╭──
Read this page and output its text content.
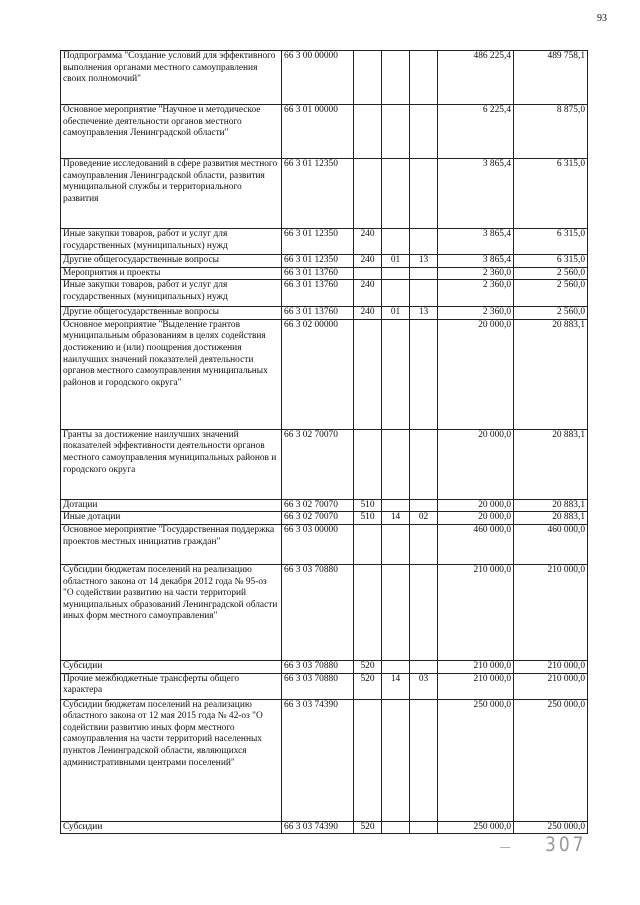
93
Подпрограмма "Создание условий для эффективного выполнения органами местного самоуправления своих полномочий"	66 3 00 00000				486 225,4	489 758,1
Основное мероприятие "Научное и методическое обеспечение деятельности органов местного самоуправления Ленинградской области"	66 3 01 00000				6 225,4	8 875,0
Проведение исследований в сфере развития местного самоуправления Ленинградской области, развития муниципальной службы и территориального развития	66 3 01 12350				3 865,4	6 315,0
Иные закупки товаров, работ и услуг для государственных (муниципальных) нужд	66 3 01 12350	240			3 865,4	6 315,0
Другие общегосударственные вопросы	66 3 01 12350	240	01	13	3 865,4	6 315,0
Мероприятия и проекты	66 3 01 13760				2 360,0	2 560,0
Иные закупки товаров, работ и услуг для государственных (муниципальных) нужд	66 3 01 13760	240			2 360,0	2 560,0
Другие общегосударственные вопросы	66 3 01 13760	240	01	13	2 360,0	2 560,0
Основное мероприятие "Выделение грантов муниципальным образованиям в целях содействия достижению и (или) поощрения достижения наилучших значений показателей деятельности органов местного самоуправления муниципальных районов и городского округа"	66 3 02 00000				20 000,0	20 883,1
Гранты за достижение наилучших значений показателей эффективности деятельности органов местного самоуправления муниципальных районов и городского округа	66 3 02 70070				20 000,0	20 883,1
Дотации	66 3 02 70070	510			20 000,0	20 883,1
Иные дотации	66 3 02 70070	510	14	02	20 000,0	20 883,1
Основное мероприятие "Государственная поддержка проектов местных инициатив граждан"	66 3 03 00000				460 000,0	460 000,0
Субсидии бюджетам поселений на реализацию областного закона от 14 декабря 2012 года № 95-оз "О содействии развитию на части территорий муниципальных образований Ленинградской области иных форм местного самоуправления"	66 3 03 70880				210 000,0	210 000,0
Субсидии	66 3 03 70880	520			210 000,0	210 000,0
Прочие межбюджетные трансферты общего характера	66 3 03 70880	520	14	03	210 000,0	210 000,0
Субсидии бюджетам поселений на реализацию областного закона от 12 мая 2015 года № 42-оз "О содействии развитию иных форм местного самоуправления на части территорий населенных пунктов Ленинградской области, являющихся административными центрами поселений"	66 3 03 74390				250 000,0	250 000,0
Субсидии	66 3 03 74390	520			250 000,0	250 000,0
— 307
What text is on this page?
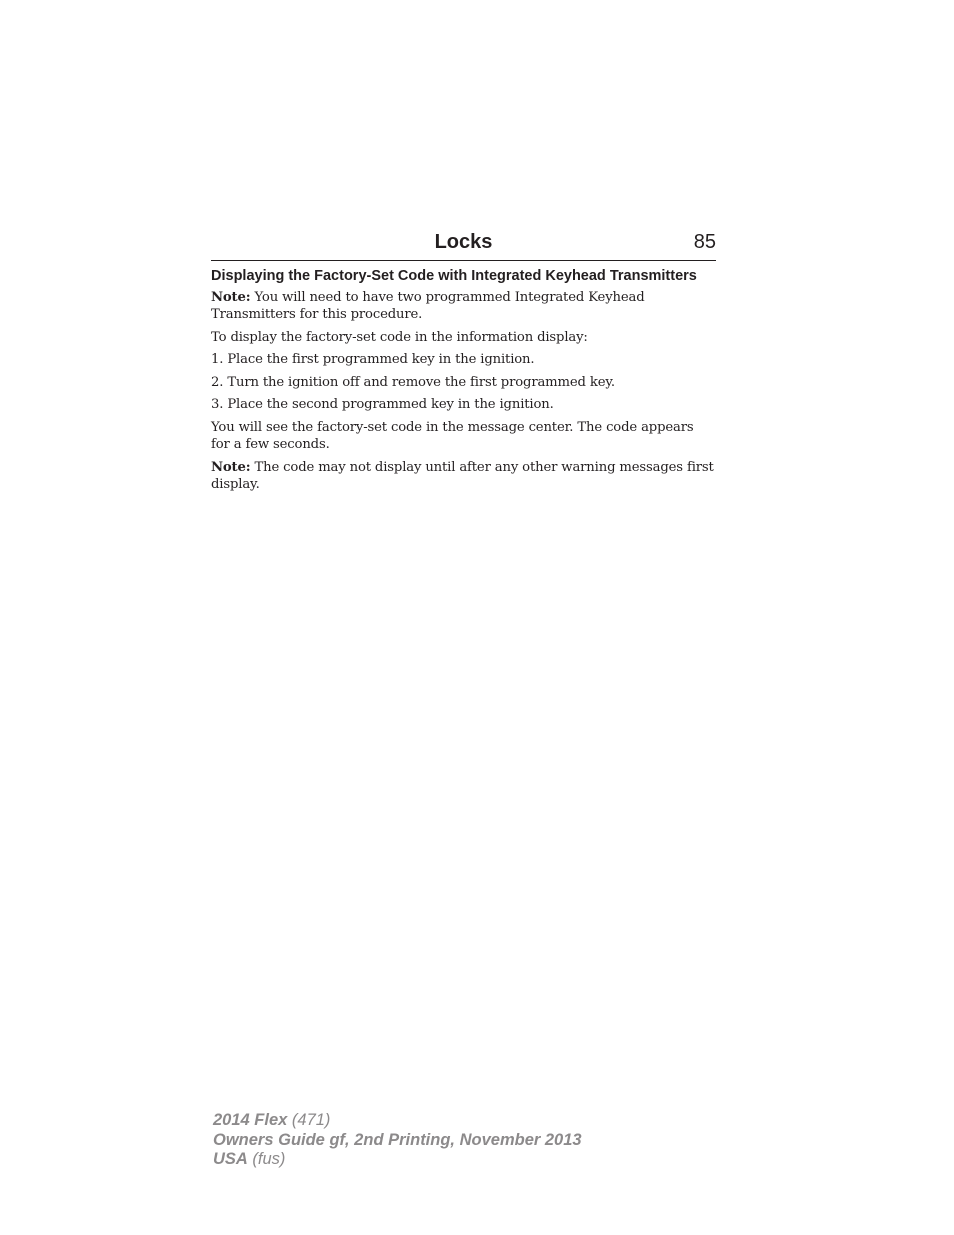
Locks	85
Displaying the Factory-Set Code with Integrated Keyhead Transmitters

Note: You will need to have two programmed Integrated Keyhead Transmitters for this procedure.

To display the factory-set code in the information display:

1. Place the first programmed key in the ignition.

2. Turn the ignition off and remove the first programmed key.

3. Place the second programmed key in the ignition.

You will see the factory-set code in the message center. The code appears for a few seconds.

Note: The code may not display until after any other warning messages first display.

2014 Flex (471)
Owners Guide gf, 2nd Printing, November 2013
USA (fus)
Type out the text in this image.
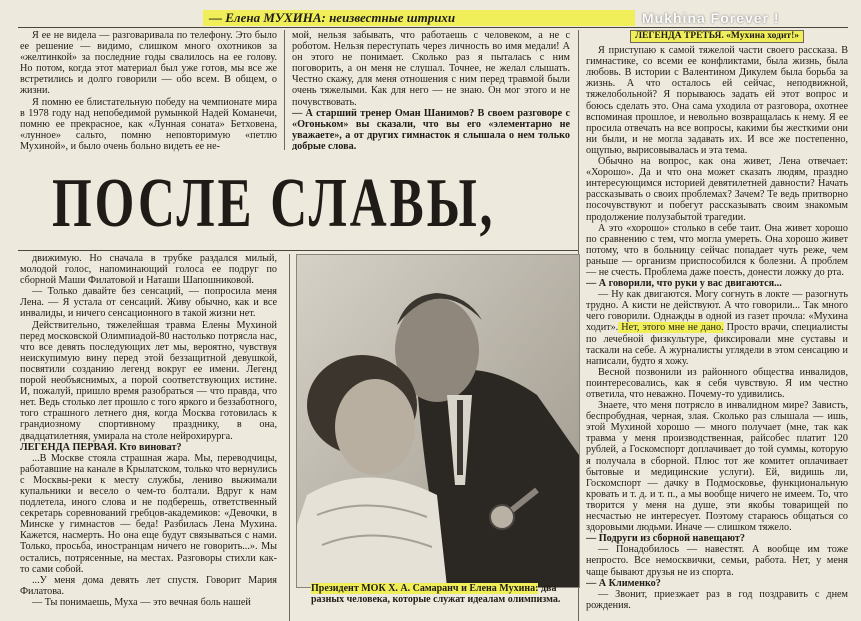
— Елена МУХИНА: неизвестные штрихи	Mukhina Forever !

Я ее не видела — разговаривала по телефону. Это было ее решение — видимо, слишком много охотников за «желтинкой» за последние годы свалилось на ее голову. Но потом, когда этот материал был уже готов, мы все же встретились и долго говорили — обо всем. В общем, о жизни.

Я помню ее блистательную победу на чемпионате мира в 1978 году над непобедимой румынкой Надей Команечи, помню ее прекрасное, как «Лунная соната» Бетховена, «лунное» сальто, помню неповторимую «петлю Мухиной», и было очень больно видеть ее не-

мой, нельзя забывать, что работаешь с человеком, а не с роботом. Нельзя переступать через личность во имя медали! А он этого не понимает. Сколько раз я пыталась с ним поговорить, а он меня не слушал. Точнее, не желал слышать. Честно скажу, для меня отношения с ним перед травмой были очень тяжелыми. Как для него — не знаю. Он мог этого и не почувствовать.

— А старший тренер Оман Шанимов? В своем разговоре с «Огоньком» вы сказали, что вы его «элементарно не уважаете», а от других гимнасток я слышала о нем только добрые слова.

ЛЕГЕНДА ТРЕТЬЯ. «Мухина ходит!»

Я приступаю к самой тяжелой части своего рассказа. В гимнастике, со всеми ее конфликтами, была жизнь, была любовь. В истории с Валентином Дикулем была борьба за жизнь. А что осталось ей сейчас, неподвижной, тяжелобольной? Я порываюсь задать ей этот вопрос и боюсь сделать это. Она сама уходила от разговора, охотнее вспоминая прошлое, и невольно возвращалась к нему. Я ее просила отвечать на все вопросы, какими бы жесткими они ни были, и не могла задавать их. И все же постепенно, ощупью, вырисовывалась и эта тема.

Обычно на вопрос, как она живет, Лена отвечает: «Хорошо». Да и что она может сказать людям, праздно интересующимся историей девятилетней давности? Начать рассказывать о своих проблемах? Зачем? Те ведь притворно посочувствуют и побегут рассказывать своим знакомым продолжение полузабытой трагедии.

А это «хорошо» столько в себе таит. Она живет хорошо по сравнению с тем, что могла умереть. Она хорошо живет потому, что в больницу сейчас попадает чуть реже, чем раньше — организм приспособился к болезни. А проблем — не счесть. Проблема даже поесть, донести ложку до рта.

— А говорили, что руки у вас двигаются...

— Ну как двигаются. Могу согнуть в локте — разогнуть трудно. А кисти не действуют. А что говорили... Так много чего говорили. Однажды в одной из газет прочла: «Мухина ходит». Нет, этого мне не дано. Просто врачи, специалисты по лечебной физкультуре, фиксировали мне суставы и таскали на себе. А журналисты углядели в этом сенсацию и написали, будто я хожу.

Весной позвонили из районного общества инвалидов, поинтересовались, как я себя чувствую. Я им честно ответила, что неважно. Почему-то удивились.

Знаете, что меня потрясло в инвалидном мире? Зависть, беспробудная, черная, злая. Сколько раз слышала — ишь, этой Мухиной хорошо — много получает (мне, так как травма у меня производственная, райсобес платит 120 рублей, а Госкомспорт доплачивает до той суммы, которую я получала в сборной. Плюс тот же комитет оплачивает бытовые и медицинские услуги). Ей, видишь ли, Госкомспорт — дачку в Подмосковье, функциональную кровать и т. д. и т. п., а мы вообще ничего не имеем. То, что творится у меня на душе, эти якобы товарищей по несчастью не интересует. Поэтому стараюсь общаться со здоровыми людьми. Иначе — слишком тяжело.

— Подруги из сборной навещают?

— Понадобилось — навестят. А вообще им тоже непросто. Все немосквички, семьи, работа. Нет, у меня чаще бывают друзья не из спорта.

— А Клименко?

— Звонит, приезжает раз в год поздравить с днем рождения.

ПОСЛЕ СЛАВЫ,

движимую. Но сначала в трубке раздался милый, молодой голос, напоминающий голоса ее подруг по сборной Маши Филатовой и Наташи Шапошниковой.

— Только давайте без сенсаций, — попросила меня Лена. — Я устала от сенсаций. Живу обычно, как и все инвалиды, и ничего сенсационного в такой жизни нет.

Действительно, тяжелейшая травма Елены Мухиной перед московской Олимпиадой-80 настолько потрясла нас, что все девять последующих лет мы, вероятно, чувствуя неискупимую вину перед этой беззащитной девушкой, посвятили созданию легенд вокруг ее имени. Легенд порой необъяснимых, а порой соответствующих истине. И, пожалуй, пришло время разобраться — что правда, что нет. Ведь столько лет прошло с того яркого и беззаботного, того страшного летнего дня, когда Москва готовилась к грандиозному спортивному празднику, в она, двадцатилетняя, умирала на столе нейрохирурга.

ЛЕГЕНДА ПЕРВАЯ. Кто виноват?

...В Москве стояла страшная жара. Мы, переводчицы, работавшие на канале в Крылатском, только что вернулись с Москвы-реки к месту службы, лениво выжимали купальники и весело о чем-то болтали. Вдруг к нам подлетела, иного слова и не подберешь, ответственный секретарь соревнований гребцов-академиков: «Девочки, в Минске у гимнастов — беда! Разбилась Лена Мухина. Кажется, насмерть. Но она еще будут связываться с нами. Только, просьба, иностранцам ничего не говорить...». Мы остались, потрясенные, на местах. Разговоры стихли как-то сами собой.

...У меня дома девять лет спустя. Говорит Мария Филатова.

— Ты понимаешь, Муха — это вечная боль нашей

Президент МОК Х. А. Самаранч и Елена Мухина: два разных человека, которые служат идеалам олимпизма.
╰──
INSTRUCTION:
Leave out every line without the string "Note" and copy the rest.

ANSWER TO THIS EXERCISE:
Note: You will need to have two programmed Integrated Keyhead Transmitters for this procedure.
Note: The code may not display until after any other warning messages first display.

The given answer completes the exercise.